### TASK STATEMENT
Exactly as written, please set down all of the entries again, with no pictures.

### EXERCISE MATERIALS
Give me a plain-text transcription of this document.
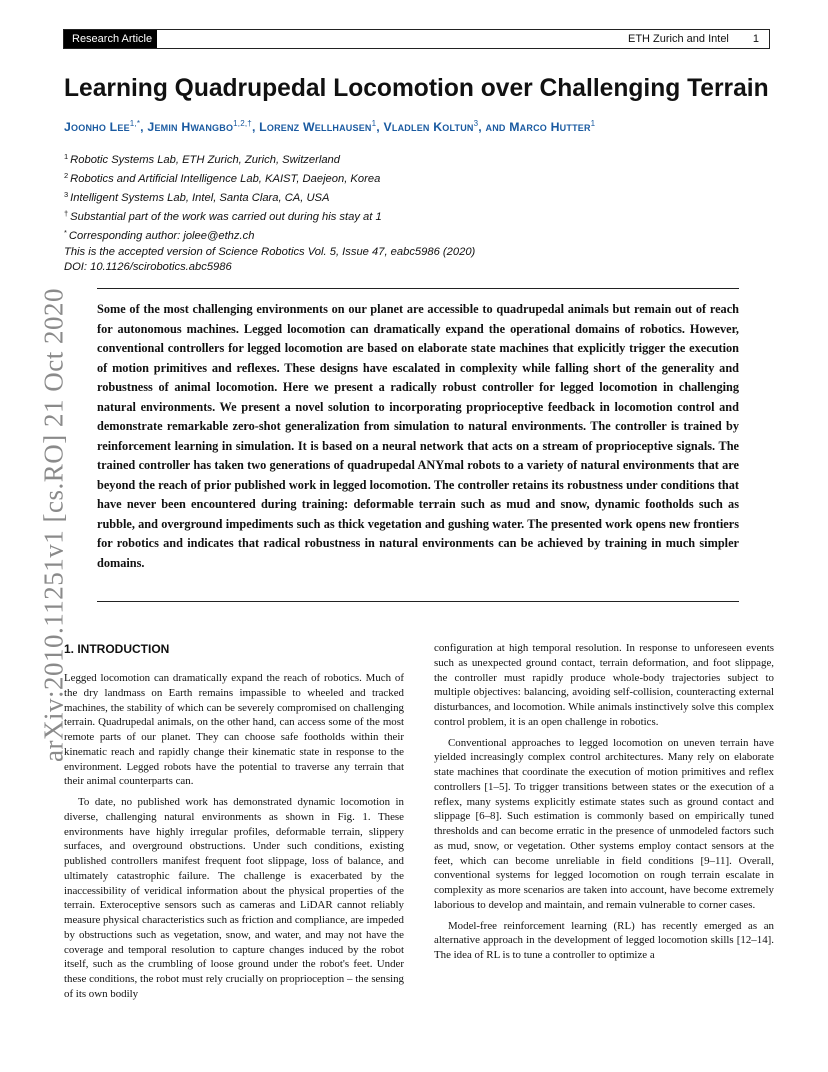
Research Article	ETH Zurich and Intel 1
Learning Quadrupedal Locomotion over Challenging Terrain
Joonho Lee$^{1,*}$, Jemin Hwangbo$^{1,2,\dagger}$, Lorenz Wellhausen$^1$, Vladlen Koltun$^3$, and Marco Hutter$^1$
$^1$ Robotic Systems Lab, ETH Zurich, Zurich, Switzerland
$^2$ Robotics and Artificial Intelligence Lab, KAIST, Daejeon, Korea
$^3$ Intelligent Systems Lab, Intel, Santa Clara, CA, USA
† Substantial part of the work was carried out during his stay at 1
* Corresponding author: jolee@ethz.ch
This is the accepted version of Science Robotics Vol. 5, Issue 47, eabc5986 (2020)
DOI: 10.1126/scirobotics.abc5986
Some of the most challenging environments on our planet are accessible to quadrupedal animals but remain out of reach for autonomous machines. Legged locomotion can dramatically expand the operational domains of robotics. However, conventional controllers for legged locomotion are based on elaborate state machines that explicitly trigger the execution of motion primitives and reflexes. These designs have escalated in complexity while falling short of the generality and robustness of animal locomotion. Here we present a radically robust controller for legged locomotion in challenging natural environments. We present a novel solution to incorporating proprioceptive feedback in locomotion control and demonstrate remarkable zero-shot generalization from simulation to natural environments. The controller is trained by reinforcement learning in simulation. It is based on a neural network that acts on a stream of proprioceptive signals. The trained controller has taken two generations of quadrupedal ANYmal robots to a variety of natural environments that are beyond the reach of prior published work in legged locomotion. The controller retains its robustness under conditions that have never been encountered during training: deformable terrain such as mud and snow, dynamic footholds such as rubble, and overground impediments such as thick vegetation and gushing water. The presented work opens new frontiers for robotics and indicates that radical robustness in natural environments can be achieved by training in much simpler domains.
arXiv:2010.11251v1 [cs.RO] 21 Oct 2020
1. INTRODUCTION

Legged locomotion can dramatically expand the reach of robotics. Much of the dry landmass on Earth remains impassible to wheeled and tracked machines, the stability of which can be severely compromised on challenging terrain. Quadrupedal animals, on the other hand, can access some of the most remote parts of our planet. They can choose safe footholds within their kinematic reach and rapidly change their kinematic state in response to the environment. Legged robots have the potential to traverse any terrain that their animal counterparts can.

To date, no published work has demonstrated dynamic locomotion in diverse, challenging natural environments as shown in Fig. 1. These environments have highly irregular profiles, deformable terrain, slippery surfaces, and overground obstructions. Under such conditions, existing published controllers manifest frequent foot slippage, loss of balance, and ultimately catastrophic failure. The challenge is exacerbated by the inaccessibility of veridical information about the physical properties of the terrain. Exteroceptive sensors such as cameras and LiDAR cannot reliably measure physical characteristics such as friction and compliance, are impeded by obstructions such as vegetation, snow, and water, and may not have the coverage and temporal resolution to capture changes induced by the robot itself, such as the crumbling of loose ground under the robot's feet. Under these conditions, the robot must rely crucially on proprioception – the sensing of its own bodily

configuration at high temporal resolution. In response to unforeseen events such as unexpected ground contact, terrain deformation, and foot slippage, the controller must rapidly produce whole-body trajectories subject to multiple objectives: balancing, avoiding self-collision, counteracting external disturbances, and locomotion. While animals instinctively solve this complex control problem, it is an open challenge in robotics.

Conventional approaches to legged locomotion on uneven terrain have yielded increasingly complex control architectures. Many rely on elaborate state machines that coordinate the execution of motion primitives and reflex controllers [1–5]. To trigger transitions between states or the execution of a reflex, many systems explicitly estimate states such as ground contact and slippage [6–8]. Such estimation is commonly based on empirically tuned thresholds and can become erratic in the presence of unmodeled factors such as mud, snow, or vegetation. Other systems employ contact sensors at the feet, which can become unreliable in field conditions [9–11]. Overall, conventional systems for legged locomotion on rough terrain escalate in complexity as more scenarios are taken into account, have become extremely laborious to develop and maintain, and remain vulnerable to corner cases.

Model-free reinforcement learning (RL) has recently emerged as an alternative approach in the development of legged locomotion skills [12–14]. The idea of RL is to tune a controller to optimize a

### EXERCISE OUTPUT
Give me a plain-text transcription of this document.
Research Article	ETH Zurich and Intel 1
Learning Quadrupedal Locomotion over Challenging Terrain
Joonho Lee$^{1,*}$, Jemin Hwangbo$^{1,2,\dagger}$, Lorenz Wellhausen$^1$, Vladlen Koltun$^3$, and Marco Hutter$^1$
$^1$ Robotic Systems Lab, ETH Zurich, Zurich, Switzerland
$^2$ Robotics and Artificial Intelligence Lab, KAIST, Daejeon, Korea
$^3$ Intelligent Systems Lab, Intel, Santa Clara, CA, USA
† Substantial part of the work was carried out during his stay at 1
* Corresponding author: jolee@ethz.ch
This is the accepted version of Science Robotics Vol. 5, Issue 47, eabc5986 (2020)
DOI: 10.1126/scirobotics.abc5986
Some of the most challenging environments on our planet are accessible to quadrupedal animals but remain out of reach for autonomous machines. Legged locomotion can dramatically expand the operational domains of robotics. However, conventional controllers for legged locomotion are based on elaborate state machines that explicitly trigger the execution of motion primitives and reflexes. These designs have escalated in complexity while falling short of the generality and robustness of animal locomotion. Here we present a radically robust controller for legged locomotion in challenging natural environments. We present a novel solution to incorporating proprioceptive feedback in locomotion control and demonstrate remarkable zero-shot generalization from simulation to natural environments. The controller is trained by reinforcement learning in simulation. It is based on a neural network that acts on a stream of proprioceptive signals. The trained controller has taken two generations of quadrupedal ANYmal robots to a variety of natural environments that are beyond the reach of prior published work in legged locomotion. The controller retains its robustness under conditions that have never been encountered during training: deformable terrain such as mud and snow, dynamic footholds such as rubble, and overground impediments such as thick vegetation and gushing water. The presented work opens new frontiers for robotics and indicates that radical robustness in natural environments can be achieved by training in much simpler domains.
arXiv:2010.11251v1 [cs.RO] 21 Oct 2020
1. INTRODUCTION

Legged locomotion can dramatically expand the reach of robotics. Much of the dry landmass on Earth remains impassible to wheeled and tracked machines, the stability of which can be severely compromised on challenging terrain. Quadrupedal animals, on the other hand, can access some of the most remote parts of our planet. They can choose safe footholds within their kinematic reach and rapidly change their kinematic state in response to the environment. Legged robots have the potential to traverse any terrain that their animal counterparts can.

To date, no published work has demonstrated dynamic locomotion in diverse, challenging natural environments as shown in Fig. 1. These environments have highly irregular profiles, deformable terrain, slippery surfaces, and overground obstructions. Under such conditions, existing published controllers manifest frequent foot slippage, loss of balance, and ultimately catastrophic failure. The challenge is exacerbated by the inaccessibility of veridical information about the physical properties of the terrain. Exteroceptive sensors such as cameras and LiDAR cannot reliably measure physical characteristics such as friction and compliance, are impeded by obstructions such as vegetation, snow, and water, and may not have the coverage and temporal resolution to capture changes induced by the robot itself, such as the crumbling of loose ground under the robot's feet. Under these conditions, the robot must rely crucially on proprioception – the sensing of its own bodily

configuration at high temporal resolution. In response to unforeseen events such as unexpected ground contact, terrain deformation, and foot slippage, the controller must rapidly produce whole-body trajectories subject to multiple objectives: balancing, avoiding self-collision, counteracting external disturbances, and locomotion. While animals instinctively solve this complex control problem, it is an open challenge in robotics.

Conventional approaches to legged locomotion on uneven terrain have yielded increasingly complex control architectures. Many rely on elaborate state machines that coordinate the execution of motion primitives and reflex controllers [1–5]. To trigger transitions between states or the execution of a reflex, many systems explicitly estimate states such as ground contact and slippage [6–8]. Such estimation is commonly based on empirically tuned thresholds and can become erratic in the presence of unmodeled factors such as mud, snow, or vegetation. Other systems employ contact sensors at the feet, which can become unreliable in field conditions [9–11]. Overall, conventional systems for legged locomotion on rough terrain escalate in complexity as more scenarios are taken into account, have become extremely laborious to develop and maintain, and remain vulnerable to corner cases.

Model-free reinforcement learning (RL) has recently emerged as an alternative approach in the development of legged locomotion skills [12–14]. The idea of RL is to tune a controller to optimize a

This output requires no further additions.